* _Objective_: Give back the full listing verbatim, apart from its images.

* _Supplied records_:
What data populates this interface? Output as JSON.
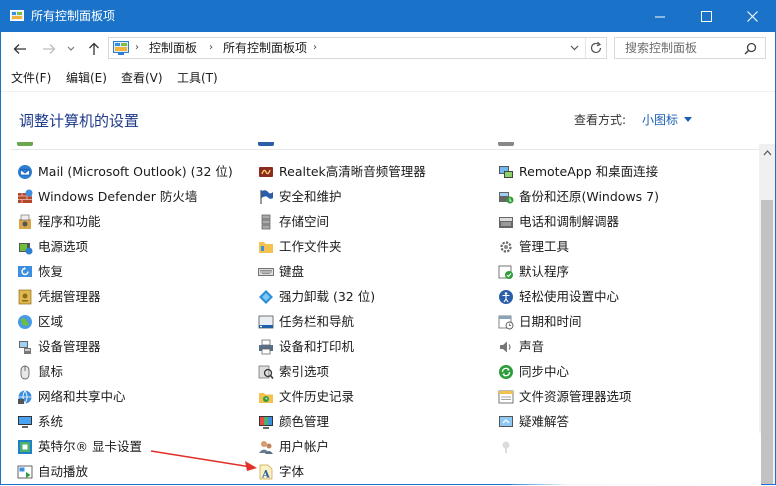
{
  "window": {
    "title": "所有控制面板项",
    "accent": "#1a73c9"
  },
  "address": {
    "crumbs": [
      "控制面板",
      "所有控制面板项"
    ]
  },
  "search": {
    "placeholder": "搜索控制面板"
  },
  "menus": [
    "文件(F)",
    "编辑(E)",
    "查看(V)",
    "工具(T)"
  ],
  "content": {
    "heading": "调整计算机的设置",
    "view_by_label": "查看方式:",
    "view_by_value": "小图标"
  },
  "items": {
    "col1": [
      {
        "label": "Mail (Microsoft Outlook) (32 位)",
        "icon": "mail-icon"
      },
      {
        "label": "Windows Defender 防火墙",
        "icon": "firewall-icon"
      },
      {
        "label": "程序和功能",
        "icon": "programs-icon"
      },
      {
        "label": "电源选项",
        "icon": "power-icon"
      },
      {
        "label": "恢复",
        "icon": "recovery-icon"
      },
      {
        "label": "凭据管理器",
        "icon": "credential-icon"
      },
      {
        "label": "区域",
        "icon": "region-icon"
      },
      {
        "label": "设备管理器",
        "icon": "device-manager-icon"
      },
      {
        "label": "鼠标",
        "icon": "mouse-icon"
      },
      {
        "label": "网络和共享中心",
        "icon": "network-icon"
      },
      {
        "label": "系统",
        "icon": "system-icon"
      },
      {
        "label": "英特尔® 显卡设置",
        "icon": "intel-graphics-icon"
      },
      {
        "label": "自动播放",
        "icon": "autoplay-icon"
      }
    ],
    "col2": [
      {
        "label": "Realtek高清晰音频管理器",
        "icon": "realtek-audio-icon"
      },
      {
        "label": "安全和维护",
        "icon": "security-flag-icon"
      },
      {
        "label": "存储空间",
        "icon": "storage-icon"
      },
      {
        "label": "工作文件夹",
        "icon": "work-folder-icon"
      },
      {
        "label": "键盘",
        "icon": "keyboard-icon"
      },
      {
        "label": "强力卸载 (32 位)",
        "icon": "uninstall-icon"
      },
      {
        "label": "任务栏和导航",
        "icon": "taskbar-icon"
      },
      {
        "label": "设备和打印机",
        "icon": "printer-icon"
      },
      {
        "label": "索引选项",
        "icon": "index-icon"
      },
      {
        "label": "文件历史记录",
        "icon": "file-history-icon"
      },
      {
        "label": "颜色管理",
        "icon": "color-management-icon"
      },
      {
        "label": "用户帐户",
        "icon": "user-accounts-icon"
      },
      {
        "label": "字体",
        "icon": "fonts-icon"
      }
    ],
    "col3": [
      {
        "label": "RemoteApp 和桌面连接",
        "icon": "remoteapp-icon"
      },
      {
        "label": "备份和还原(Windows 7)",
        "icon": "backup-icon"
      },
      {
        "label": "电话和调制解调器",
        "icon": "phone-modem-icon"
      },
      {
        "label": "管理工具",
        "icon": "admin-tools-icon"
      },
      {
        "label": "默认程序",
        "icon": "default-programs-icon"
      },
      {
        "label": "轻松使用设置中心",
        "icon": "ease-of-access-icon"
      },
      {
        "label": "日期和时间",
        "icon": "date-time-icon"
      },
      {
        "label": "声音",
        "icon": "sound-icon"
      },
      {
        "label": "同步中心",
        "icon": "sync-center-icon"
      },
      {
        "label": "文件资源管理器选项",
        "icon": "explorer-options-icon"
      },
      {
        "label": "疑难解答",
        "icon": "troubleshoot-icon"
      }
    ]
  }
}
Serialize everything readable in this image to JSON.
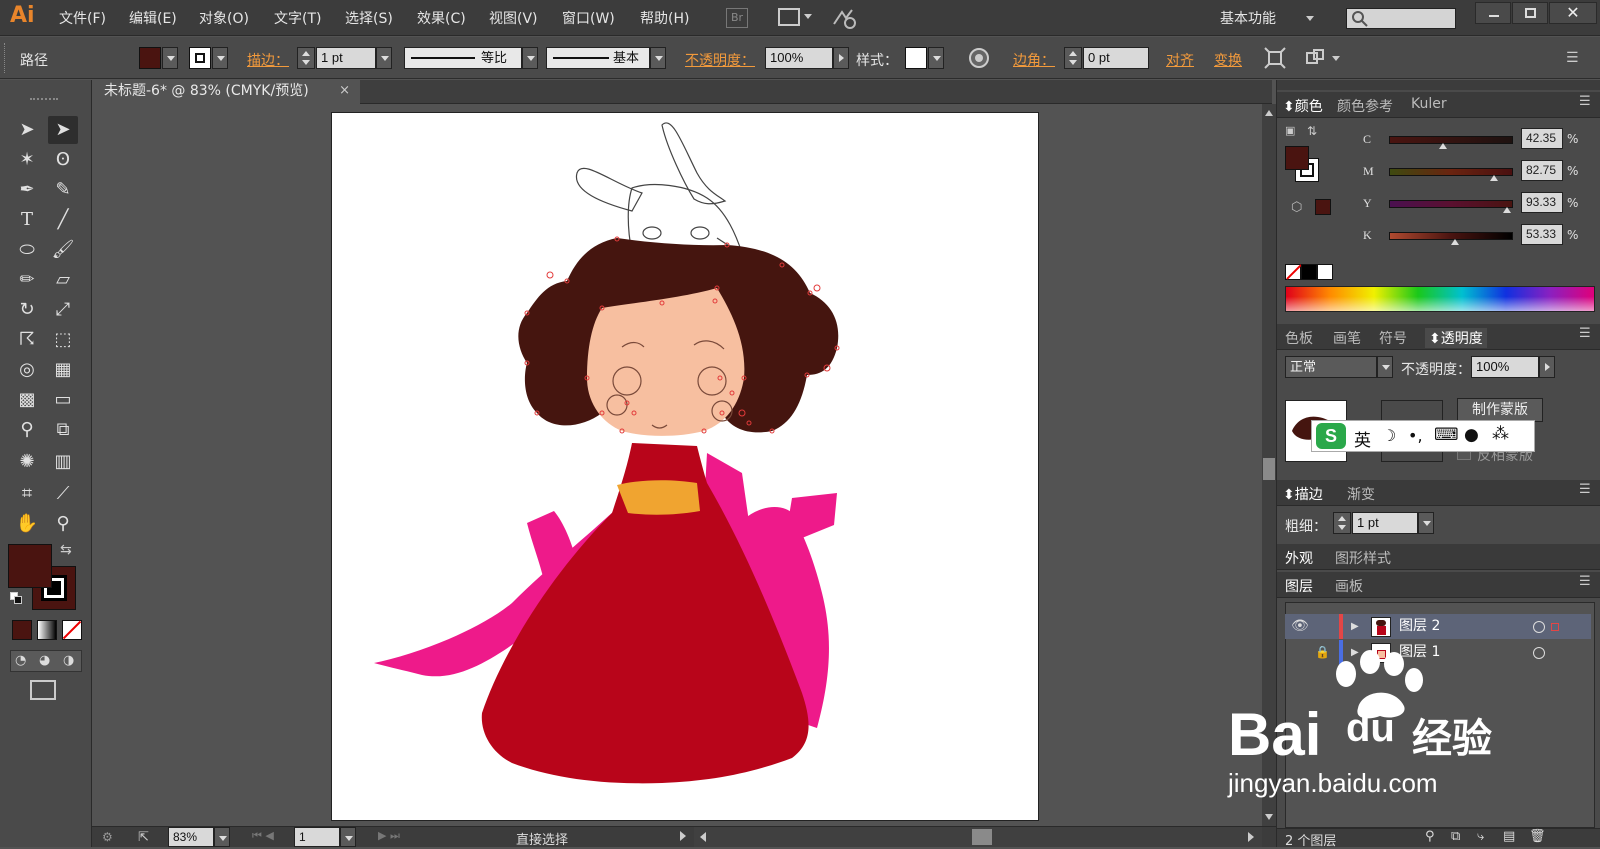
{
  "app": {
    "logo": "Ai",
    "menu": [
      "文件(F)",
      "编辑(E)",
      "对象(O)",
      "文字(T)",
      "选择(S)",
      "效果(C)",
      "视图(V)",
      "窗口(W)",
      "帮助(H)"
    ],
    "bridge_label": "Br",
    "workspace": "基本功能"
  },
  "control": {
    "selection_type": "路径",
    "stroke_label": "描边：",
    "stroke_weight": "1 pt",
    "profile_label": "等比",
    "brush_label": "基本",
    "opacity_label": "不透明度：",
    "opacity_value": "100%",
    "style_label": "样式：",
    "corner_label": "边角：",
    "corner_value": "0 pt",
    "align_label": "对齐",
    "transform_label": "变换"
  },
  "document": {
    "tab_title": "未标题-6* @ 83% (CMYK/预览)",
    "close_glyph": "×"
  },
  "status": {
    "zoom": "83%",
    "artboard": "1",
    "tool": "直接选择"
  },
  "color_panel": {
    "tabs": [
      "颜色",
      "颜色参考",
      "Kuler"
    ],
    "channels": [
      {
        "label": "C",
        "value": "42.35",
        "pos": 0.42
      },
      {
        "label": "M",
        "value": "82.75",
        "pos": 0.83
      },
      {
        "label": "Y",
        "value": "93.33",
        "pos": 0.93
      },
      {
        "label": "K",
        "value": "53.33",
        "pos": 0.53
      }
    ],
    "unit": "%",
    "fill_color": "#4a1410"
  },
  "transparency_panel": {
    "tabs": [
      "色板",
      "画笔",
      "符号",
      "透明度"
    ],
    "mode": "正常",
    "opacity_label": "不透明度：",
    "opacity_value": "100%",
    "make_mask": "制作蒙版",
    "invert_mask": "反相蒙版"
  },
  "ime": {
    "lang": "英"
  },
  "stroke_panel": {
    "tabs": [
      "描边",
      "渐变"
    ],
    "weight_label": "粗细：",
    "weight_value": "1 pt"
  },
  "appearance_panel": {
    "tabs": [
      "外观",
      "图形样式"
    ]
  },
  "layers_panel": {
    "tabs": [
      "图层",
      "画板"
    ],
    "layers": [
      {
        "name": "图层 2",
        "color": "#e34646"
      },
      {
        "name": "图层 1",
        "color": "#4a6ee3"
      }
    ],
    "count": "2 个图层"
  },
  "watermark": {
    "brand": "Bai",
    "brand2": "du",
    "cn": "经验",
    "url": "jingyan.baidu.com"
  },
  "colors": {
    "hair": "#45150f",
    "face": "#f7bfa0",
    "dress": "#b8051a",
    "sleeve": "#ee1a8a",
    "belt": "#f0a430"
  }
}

* _Solution to the exercise_:
What data populates this interface? Output as JSON.
{
  "window": {
    "title": "所有控制面板项",
    "accent": "#1a73c9"
  },
  "address": {
    "crumbs": [
      "控制面板",
      "所有控制面板项"
    ]
  },
  "search": {
    "placeholder": "搜索控制面板"
  },
  "menus": [
    "文件(F)",
    "编辑(E)",
    "查看(V)",
    "工具(T)"
  ],
  "content": {
    "heading": "调整计算机的设置",
    "view_by_label": "查看方式:",
    "view_by_value": "小图标"
  },
  "items": {
    "col1": [
      {
        "label": "Mail (Microsoft Outlook) (32 位)",
        "icon": "mail-icon"
      },
      {
        "label": "Windows Defender 防火墙",
        "icon": "firewall-icon"
      },
      {
        "label": "程序和功能",
        "icon": "programs-icon"
      },
      {
        "label": "电源选项",
        "icon": "power-icon"
      },
      {
        "label": "恢复",
        "icon": "recovery-icon"
      },
      {
        "label": "凭据管理器",
        "icon": "credential-icon"
      },
      {
        "label": "区域",
        "icon": "region-icon"
      },
      {
        "label": "设备管理器",
        "icon": "device-manager-icon"
      },
      {
        "label": "鼠标",
        "icon": "mouse-icon"
      },
      {
        "label": "网络和共享中心",
        "icon": "network-icon"
      },
      {
        "label": "系统",
        "icon": "system-icon"
      },
      {
        "label": "英特尔® 显卡设置",
        "icon": "intel-graphics-icon"
      },
      {
        "label": "自动播放",
        "icon": "autoplay-icon"
      }
    ],
    "col2": [
      {
        "label": "Realtek高清晰音频管理器",
        "icon": "realtek-audio-icon"
      },
      {
        "label": "安全和维护",
        "icon": "security-flag-icon"
      },
      {
        "label": "存储空间",
        "icon": "storage-icon"
      },
      {
        "label": "工作文件夹",
        "icon": "work-folder-icon"
      },
      {
        "label": "键盘",
        "icon": "keyboard-icon"
      },
      {
        "label": "强力卸载 (32 位)",
        "icon": "uninstall-icon"
      },
      {
        "label": "任务栏和导航",
        "icon": "taskbar-icon"
      },
      {
        "label": "设备和打印机",
        "icon": "printer-icon"
      },
      {
        "label": "索引选项",
        "icon": "index-icon"
      },
      {
        "label": "文件历史记录",
        "icon": "file-history-icon"
      },
      {
        "label": "颜色管理",
        "icon": "color-management-icon"
      },
      {
        "label": "用户帐户",
        "icon": "user-accounts-icon"
      },
      {
        "label": "字体",
        "icon": "fonts-icon"
      }
    ],
    "col3": [
      {
        "label": "RemoteApp 和桌面连接",
        "icon": "remoteapp-icon"
      },
      {
        "label": "备份和还原(Windows 7)",
        "icon": "backup-icon"
      },
      {
        "label": "电话和调制解调器",
        "icon": "phone-modem-icon"
      },
      {
        "label": "管理工具",
        "icon": "admin-tools-icon"
      },
      {
        "label": "默认程序",
        "icon": "default-programs-icon"
      },
      {
        "label": "轻松使用设置中心",
        "icon": "ease-of-access-icon"
      },
      {
        "label": "日期和时间",
        "icon": "date-time-icon"
      },
      {
        "label": "声音",
        "icon": "sound-icon"
      },
      {
        "label": "同步中心",
        "icon": "sync-center-icon"
      },
      {
        "label": "文件资源管理器选项",
        "icon": "explorer-options-icon"
      },
      {
        "label": "疑难解答",
        "icon": "troubleshoot-icon"
      }
    ]
  }
}
Serialize everything readable in this image to JSON.
{
  "app": {
    "logo": "Ai",
    "menu": [
      "文件(F)",
      "编辑(E)",
      "对象(O)",
      "文字(T)",
      "选择(S)",
      "效果(C)",
      "视图(V)",
      "窗口(W)",
      "帮助(H)"
    ],
    "bridge_label": "Br",
    "workspace": "基本功能"
  },
  "control": {
    "selection_type": "路径",
    "stroke_label": "描边：",
    "stroke_weight": "1 pt",
    "profile_label": "等比",
    "brush_label": "基本",
    "opacity_label": "不透明度：",
    "opacity_value": "100%",
    "style_label": "样式：",
    "corner_label": "边角：",
    "corner_value": "0 pt",
    "align_label": "对齐",
    "transform_label": "变换"
  },
  "document": {
    "tab_title": "未标题-6* @ 83% (CMYK/预览)",
    "close_glyph": "×"
  },
  "status": {
    "zoom": "83%",
    "artboard": "1",
    "tool": "直接选择"
  },
  "color_panel": {
    "tabs": [
      "颜色",
      "颜色参考",
      "Kuler"
    ],
    "channels": [
      {
        "label": "C",
        "value": "42.35",
        "pos": 0.42
      },
      {
        "label": "M",
        "value": "82.75",
        "pos": 0.83
      },
      {
        "label": "Y",
        "value": "93.33",
        "pos": 0.93
      },
      {
        "label": "K",
        "value": "53.33",
        "pos": 0.53
      }
    ],
    "unit": "%",
    "fill_color": "#4a1410"
  },
  "transparency_panel": {
    "tabs": [
      "色板",
      "画笔",
      "符号",
      "透明度"
    ],
    "mode": "正常",
    "opacity_label": "不透明度：",
    "opacity_value": "100%",
    "make_mask": "制作蒙版",
    "invert_mask": "反相蒙版"
  },
  "ime": {
    "lang": "英"
  },
  "stroke_panel": {
    "tabs": [
      "描边",
      "渐变"
    ],
    "weight_label": "粗细：",
    "weight_value": "1 pt"
  },
  "appearance_panel": {
    "tabs": [
      "外观",
      "图形样式"
    ]
  },
  "layers_panel": {
    "tabs": [
      "图层",
      "画板"
    ],
    "layers": [
      {
        "name": "图层 2",
        "color": "#e34646"
      },
      {
        "name": "图层 1",
        "color": "#4a6ee3"
      }
    ],
    "count": "2 个图层"
  },
  "watermark": {
    "brand": "Bai",
    "brand2": "du",
    "cn": "经验",
    "url": "jingyan.baidu.com"
  },
  "colors": {
    "hair": "#45150f",
    "face": "#f7bfa0",
    "dress": "#b8051a",
    "sleeve": "#ee1a8a",
    "belt": "#f0a430"
  }
}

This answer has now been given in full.